■ Prompt: Wherever the word "Control" turns up in a line of the entries, copy that line.

(begin)

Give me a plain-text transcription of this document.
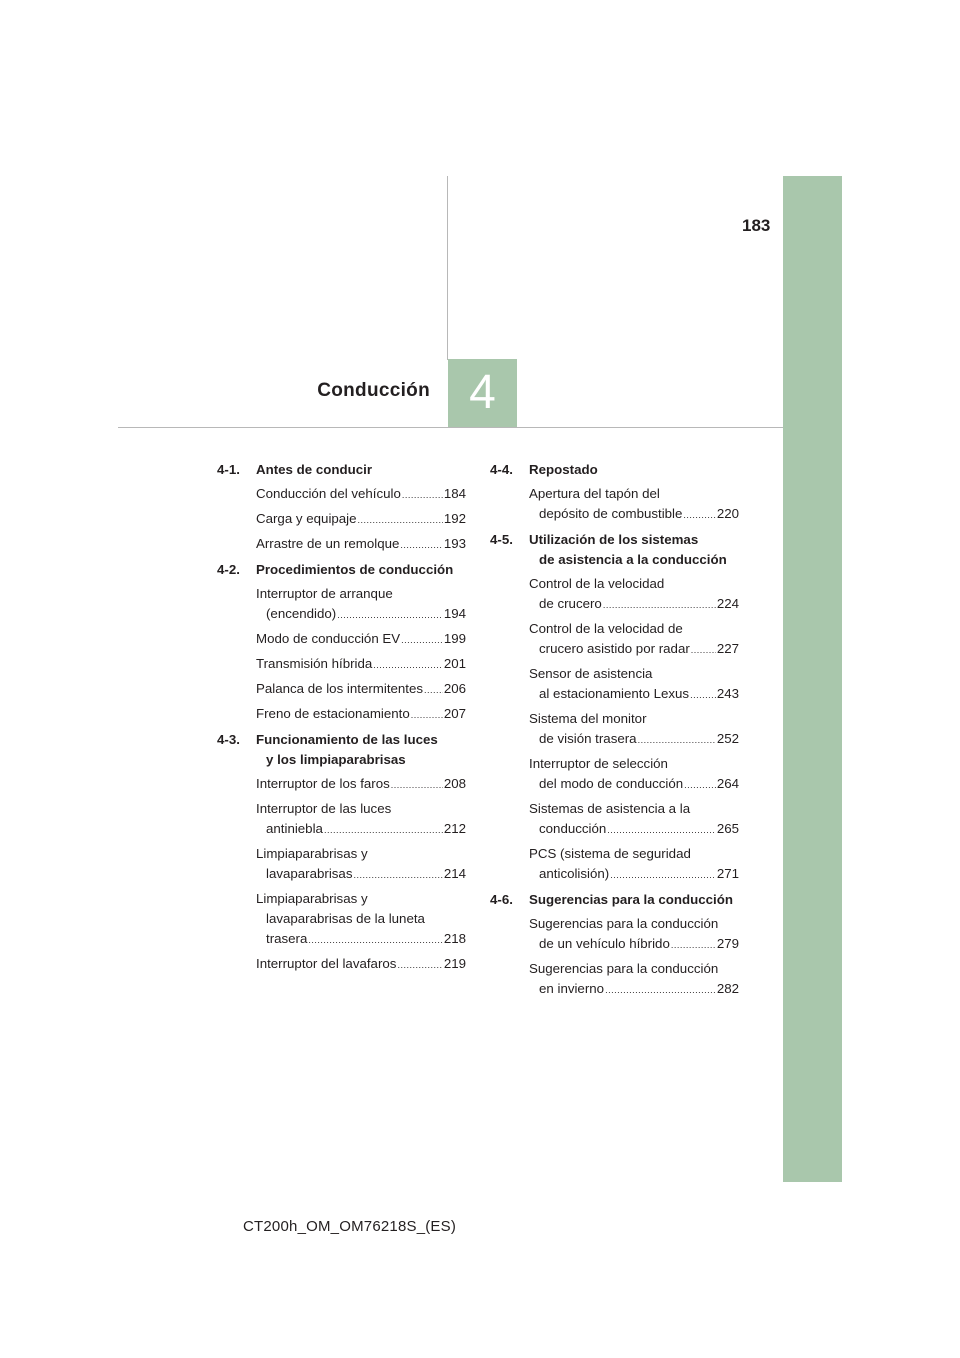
183
Conducción 4
4-1. Antes de conducir
Conducción del vehículo .....	184
Carga y equipaje .....	192
Arrastre de un remolque .....	193
4-2. Procedimientos de conducción
Interruptor de arranque
(encendido) .....	194
Modo de conducción EV .....	199
Transmisión híbrida .....	201
Palanca de los intermitentes ..... 206
Freno de estacionamiento .....	207
4-3. Funcionamiento de las luces
y los limpiaparabrisas
Interruptor de los faros .....	208
Interruptor de las luces
antiniebla .....	212
Limpiaparabrisas y
lavaparabrisas .....	214
Limpiaparabrisas y
lavaparabrisas de la luneta
trasera .....	218
Interruptor del lavafaros .....	219
4-4. Repostado
Apertura del tapón del
depósito de combustible .....	220
4-5. Utilización de los sistemas
de asistencia a la conducción
Control de la velocidad
de crucero .....	224
Control de la velocidad de
crucero asistido por radar ..... 227
Sensor de asistencia
al estacionamiento Lexus ..... 243
Sistema del monitor
de visión trasera .....	252
Interruptor de selección
del modo de conducción .....	264
Sistemas de asistencia a la
conducción .....	265
PCS (sistema de seguridad
anticolisión) .....	271
4-6. Sugerencias para la conducción
Sugerencias para la conducción
de un vehículo híbrido .....	279
Sugerencias para la conducción
en invierno .....	282
CT200h_OM_OM76218S_(ES)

(end)

■ Response to the task:
Control de la velocidad
Control de la velocidad de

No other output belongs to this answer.